## Objective
Of all the lines in the material, how many contain the word "with"? State the number alone.

::: Items :::

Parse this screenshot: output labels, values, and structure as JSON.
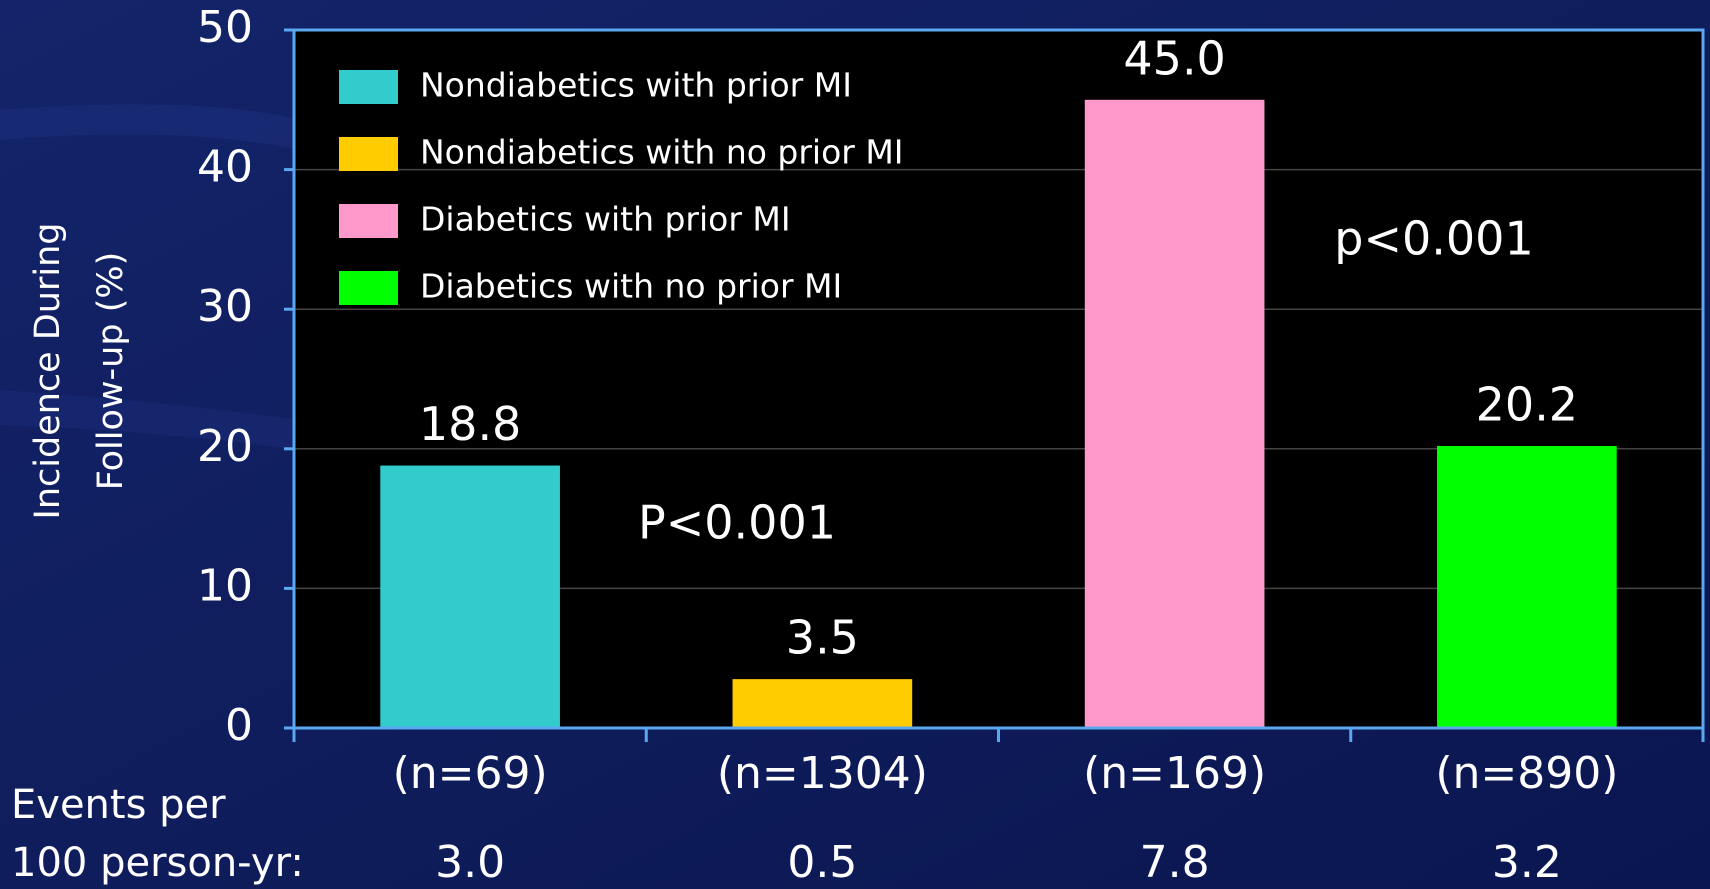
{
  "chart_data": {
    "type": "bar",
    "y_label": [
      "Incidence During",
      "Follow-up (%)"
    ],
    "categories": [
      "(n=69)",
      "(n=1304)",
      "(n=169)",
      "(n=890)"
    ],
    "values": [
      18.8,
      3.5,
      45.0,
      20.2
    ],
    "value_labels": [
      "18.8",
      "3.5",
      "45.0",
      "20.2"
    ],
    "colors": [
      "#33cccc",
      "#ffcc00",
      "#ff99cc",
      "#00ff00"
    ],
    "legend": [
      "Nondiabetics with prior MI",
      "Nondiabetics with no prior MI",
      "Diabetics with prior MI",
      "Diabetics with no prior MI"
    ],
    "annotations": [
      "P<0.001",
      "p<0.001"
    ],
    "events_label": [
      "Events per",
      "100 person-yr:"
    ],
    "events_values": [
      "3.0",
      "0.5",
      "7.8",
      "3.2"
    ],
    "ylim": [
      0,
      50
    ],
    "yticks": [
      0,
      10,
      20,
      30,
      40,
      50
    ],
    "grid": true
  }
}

:::
::: Items :::

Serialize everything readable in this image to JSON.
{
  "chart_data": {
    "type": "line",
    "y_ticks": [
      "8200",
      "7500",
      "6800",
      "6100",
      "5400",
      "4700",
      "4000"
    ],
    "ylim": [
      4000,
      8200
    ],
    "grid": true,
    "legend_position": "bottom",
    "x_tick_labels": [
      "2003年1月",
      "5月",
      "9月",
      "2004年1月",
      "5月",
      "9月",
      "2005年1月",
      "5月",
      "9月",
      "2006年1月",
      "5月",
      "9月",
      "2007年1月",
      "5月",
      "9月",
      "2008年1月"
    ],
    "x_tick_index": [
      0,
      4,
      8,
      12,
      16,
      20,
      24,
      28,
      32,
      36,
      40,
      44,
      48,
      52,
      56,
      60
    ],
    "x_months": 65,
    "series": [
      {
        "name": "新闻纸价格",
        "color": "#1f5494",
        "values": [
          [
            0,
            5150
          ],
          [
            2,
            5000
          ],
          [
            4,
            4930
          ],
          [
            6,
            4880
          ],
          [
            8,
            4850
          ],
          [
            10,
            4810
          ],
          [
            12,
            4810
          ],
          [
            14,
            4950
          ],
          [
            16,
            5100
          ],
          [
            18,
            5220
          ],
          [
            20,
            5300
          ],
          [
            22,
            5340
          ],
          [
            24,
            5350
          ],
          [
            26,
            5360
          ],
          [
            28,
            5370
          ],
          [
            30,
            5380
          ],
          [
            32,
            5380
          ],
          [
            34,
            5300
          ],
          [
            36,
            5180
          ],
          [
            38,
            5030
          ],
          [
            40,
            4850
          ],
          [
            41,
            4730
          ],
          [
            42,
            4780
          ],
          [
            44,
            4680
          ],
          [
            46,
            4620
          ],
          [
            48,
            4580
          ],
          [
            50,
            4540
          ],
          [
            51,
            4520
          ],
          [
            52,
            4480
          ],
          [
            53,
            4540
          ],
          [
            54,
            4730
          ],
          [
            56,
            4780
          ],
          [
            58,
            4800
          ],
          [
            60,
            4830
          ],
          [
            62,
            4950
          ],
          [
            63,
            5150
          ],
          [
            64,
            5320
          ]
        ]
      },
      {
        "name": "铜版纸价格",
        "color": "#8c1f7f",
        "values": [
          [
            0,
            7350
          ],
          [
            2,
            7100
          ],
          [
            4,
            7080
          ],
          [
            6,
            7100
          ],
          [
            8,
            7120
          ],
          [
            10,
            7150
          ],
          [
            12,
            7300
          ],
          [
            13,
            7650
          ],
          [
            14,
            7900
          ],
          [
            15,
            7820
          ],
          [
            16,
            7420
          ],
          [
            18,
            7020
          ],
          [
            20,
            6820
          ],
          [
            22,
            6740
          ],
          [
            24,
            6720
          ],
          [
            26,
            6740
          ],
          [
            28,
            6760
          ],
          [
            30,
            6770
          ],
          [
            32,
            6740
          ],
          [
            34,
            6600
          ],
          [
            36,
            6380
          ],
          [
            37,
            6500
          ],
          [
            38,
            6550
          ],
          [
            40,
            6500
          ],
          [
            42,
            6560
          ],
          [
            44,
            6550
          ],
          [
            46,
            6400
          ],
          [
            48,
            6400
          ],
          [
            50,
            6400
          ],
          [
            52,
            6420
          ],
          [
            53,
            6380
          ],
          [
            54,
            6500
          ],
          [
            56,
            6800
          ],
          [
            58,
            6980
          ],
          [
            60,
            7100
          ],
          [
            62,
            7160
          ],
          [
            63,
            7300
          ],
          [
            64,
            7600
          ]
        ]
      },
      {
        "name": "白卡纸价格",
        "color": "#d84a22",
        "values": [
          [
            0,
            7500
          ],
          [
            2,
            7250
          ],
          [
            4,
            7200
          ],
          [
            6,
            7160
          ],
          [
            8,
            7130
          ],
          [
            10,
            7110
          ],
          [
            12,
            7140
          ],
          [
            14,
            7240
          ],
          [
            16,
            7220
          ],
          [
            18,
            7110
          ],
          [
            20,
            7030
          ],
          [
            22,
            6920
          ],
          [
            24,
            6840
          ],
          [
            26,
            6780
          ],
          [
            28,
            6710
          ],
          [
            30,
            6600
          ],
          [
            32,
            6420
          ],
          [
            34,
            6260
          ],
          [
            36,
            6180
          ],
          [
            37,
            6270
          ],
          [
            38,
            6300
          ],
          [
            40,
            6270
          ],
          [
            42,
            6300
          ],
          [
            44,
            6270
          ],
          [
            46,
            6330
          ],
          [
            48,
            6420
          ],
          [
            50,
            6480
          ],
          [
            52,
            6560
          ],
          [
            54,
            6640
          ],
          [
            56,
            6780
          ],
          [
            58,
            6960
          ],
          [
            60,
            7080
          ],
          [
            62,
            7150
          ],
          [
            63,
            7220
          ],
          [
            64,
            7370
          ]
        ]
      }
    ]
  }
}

:::

## Correct response
4